▸ **Поставленная задача 1**
Воспроизведите дословно все записи, приведённые ниже, с первой строки по последнюю.

═══ Текст документа

Я обыкновенно, благодарил, и уходил прежде, чем мужик успевал выносить; но видел, что он вынес полрешетца.
В следующем дворе мужик позвал меня в амбар. «Вот, батюшка, смотри, сколько у меня всего хлебца-то!» Смотрю: в углу насыпано всего меры три ржи и 5–6 мешков, — и только.
— Ну, Господь с тобой, зачем же я буду брать у тебя последнее. Я не знал, что у тебя нет, а то я не зашёл бы к тебе.
— Нет, кормилец, не дать нельзя. Не взыщи, что мало, а не дать нельзя. Твоим лотком я уж не разживусь. Господь даёт на всех: вы наши молитвенники.
И вынес мне в решетце ржи. Одна старуха вынесла мне фунта два «для матушки» гороху; другая — фунта два, тоже «матушке» круп.
С пятого двора со мной стали ходить, откуда-то взявшиеся, двое нищих. Придёшь в дом, я спрошу себе, а они затянут: «Гос-по-ди Ису-се Хрис-те»... Мужик пойдёт в амбар, зацепит лоток ржи, перекрестится и всыпет в суму: потом вздохнёт и начнёт в своё решето насыпать мне. Сколько я ни просил своих спутниц идти или впереди меня, или назади, но они: «Все, кормилец, именем Христовым живём: подадут и нам, подадут и тебе. Мы твоего не возьмём». Я нарочито постою, подожду чтобы они прошли вперёд, а они увидят, что остановился, и сами остановятся. Вероятно ходить со мной им выгоднее. А в одной деревне ко мне пристала цыганка. Из двора во двор, нога в ногу, так-таки и прошла со мной всю деревню. Я оборочусь к ней: да отстань ты, сделай милость, или иди впереди!
— Эх, отец духовный! Все на мірской шее сидим! Наши отцы и деды не работали, и нам не велели; да и ваши тоже! Православные прокормят всех. Для цыганки мужичёк в амбар не пойдёт; даст кусочек да и только! а с вами-то я и пшенца ребёнку выпрошу, и мучки на лапшицу.
Так-таки и не отстала.

══════

▸ **Поставленная задача 2**
Сколько мешков было в амбаре у мужика из следующего двора, согласно тексту о сборе подаяния по деревне?

═══ Фрагменты записей

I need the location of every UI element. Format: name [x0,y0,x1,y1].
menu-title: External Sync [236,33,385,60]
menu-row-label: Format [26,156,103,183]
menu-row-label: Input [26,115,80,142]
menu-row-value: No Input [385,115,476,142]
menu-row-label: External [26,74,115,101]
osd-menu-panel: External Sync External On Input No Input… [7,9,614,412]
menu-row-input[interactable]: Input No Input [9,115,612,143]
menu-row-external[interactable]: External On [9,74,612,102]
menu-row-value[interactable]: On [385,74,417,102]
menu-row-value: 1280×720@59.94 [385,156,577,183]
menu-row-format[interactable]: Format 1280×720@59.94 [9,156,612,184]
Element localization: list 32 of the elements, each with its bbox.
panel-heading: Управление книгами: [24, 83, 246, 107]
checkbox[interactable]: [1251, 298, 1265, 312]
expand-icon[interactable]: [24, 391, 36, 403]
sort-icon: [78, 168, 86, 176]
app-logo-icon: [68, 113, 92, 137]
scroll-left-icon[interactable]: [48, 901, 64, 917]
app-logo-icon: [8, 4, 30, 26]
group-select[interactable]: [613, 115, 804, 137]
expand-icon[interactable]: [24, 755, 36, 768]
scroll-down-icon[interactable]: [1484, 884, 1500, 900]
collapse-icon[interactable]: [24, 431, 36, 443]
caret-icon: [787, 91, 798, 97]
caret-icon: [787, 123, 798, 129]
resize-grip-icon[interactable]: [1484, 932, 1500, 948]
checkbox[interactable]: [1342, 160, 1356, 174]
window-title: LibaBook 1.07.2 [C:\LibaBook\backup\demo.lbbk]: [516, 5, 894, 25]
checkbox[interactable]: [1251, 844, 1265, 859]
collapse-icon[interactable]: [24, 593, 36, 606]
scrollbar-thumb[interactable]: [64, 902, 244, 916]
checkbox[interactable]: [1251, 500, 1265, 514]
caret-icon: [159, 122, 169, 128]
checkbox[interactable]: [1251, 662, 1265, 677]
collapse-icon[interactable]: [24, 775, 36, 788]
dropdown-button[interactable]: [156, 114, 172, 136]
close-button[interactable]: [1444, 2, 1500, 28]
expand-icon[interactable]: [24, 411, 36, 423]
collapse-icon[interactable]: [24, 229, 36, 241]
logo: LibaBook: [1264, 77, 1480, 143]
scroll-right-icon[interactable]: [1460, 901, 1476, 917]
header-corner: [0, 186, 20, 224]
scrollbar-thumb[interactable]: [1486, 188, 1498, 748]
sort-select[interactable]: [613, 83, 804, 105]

══════

▸ **Подробный ответ 1**
I need the location of every UI element. Format: name [x0,y0,x1,y1].
menu-title: External Sync [236,33,385,60]
menu-row-label: Format [26,156,103,183]
menu-row-label: Input [26,115,80,142]
menu-row-value: No Input [385,115,476,142]
menu-row-label: External [26,74,115,101]
osd-menu-panel: External Sync External On Input No Input… [7,9,614,412]
menu-row-input[interactable]: Input No Input [9,115,612,143]
menu-row-external[interactable]: External On [9,74,612,102]
menu-row-value[interactable]: On [385,74,417,102]
menu-row-value: 1280×720@59.94 [385,156,577,183]
menu-row-format[interactable]: Format 1280×720@59.94 [9,156,612,184]
Element localization: list 32 of the elements, each with its bbox.
panel-heading: Управление книгами: [24, 83, 246, 107]
checkbox[interactable]: [1251, 298, 1265, 312]
expand-icon[interactable]: [24, 391, 36, 403]
sort-icon: [78, 168, 86, 176]
app-logo-icon: [68, 113, 92, 137]
scroll-left-icon[interactable]: [48, 901, 64, 917]
app-logo-icon: [8, 4, 30, 26]
group-select[interactable]: [613, 115, 804, 137]
expand-icon[interactable]: [24, 755, 36, 768]
scroll-down-icon[interactable]: [1484, 884, 1500, 900]
collapse-icon[interactable]: [24, 431, 36, 443]
caret-icon: [787, 91, 798, 97]
caret-icon: [787, 123, 798, 129]
resize-grip-icon[interactable]: [1484, 932, 1500, 948]
checkbox[interactable]: [1342, 160, 1356, 174]
window-title: LibaBook 1.07.2 [C:\LibaBook\backup\demo.lbbk]: [516, 5, 894, 25]
checkbox[interactable]: [1251, 844, 1265, 859]
collapse-icon[interactable]: [24, 593, 36, 606]
scrollbar-thumb[interactable]: [64, 902, 244, 916]
checkbox[interactable]: [1251, 500, 1265, 514]
caret-icon: [159, 122, 169, 128]
checkbox[interactable]: [1251, 662, 1265, 677]
collapse-icon[interactable]: [24, 775, 36, 788]
dropdown-button[interactable]: [156, 114, 172, 136]
close-button[interactable]: [1444, 2, 1500, 28]
expand-icon[interactable]: [24, 411, 36, 423]
collapse-icon[interactable]: [24, 229, 36, 241]
logo: LibaBook: [1264, 77, 1480, 143]
scroll-right-icon[interactable]: [1460, 901, 1476, 917]
header-corner: [0, 186, 20, 224]
scrollbar-thumb[interactable]: [1486, 188, 1498, 748]
sort-select[interactable]: [613, 83, 804, 105]

▸ **Подробный ответ 2**
Пять–шесть мешков.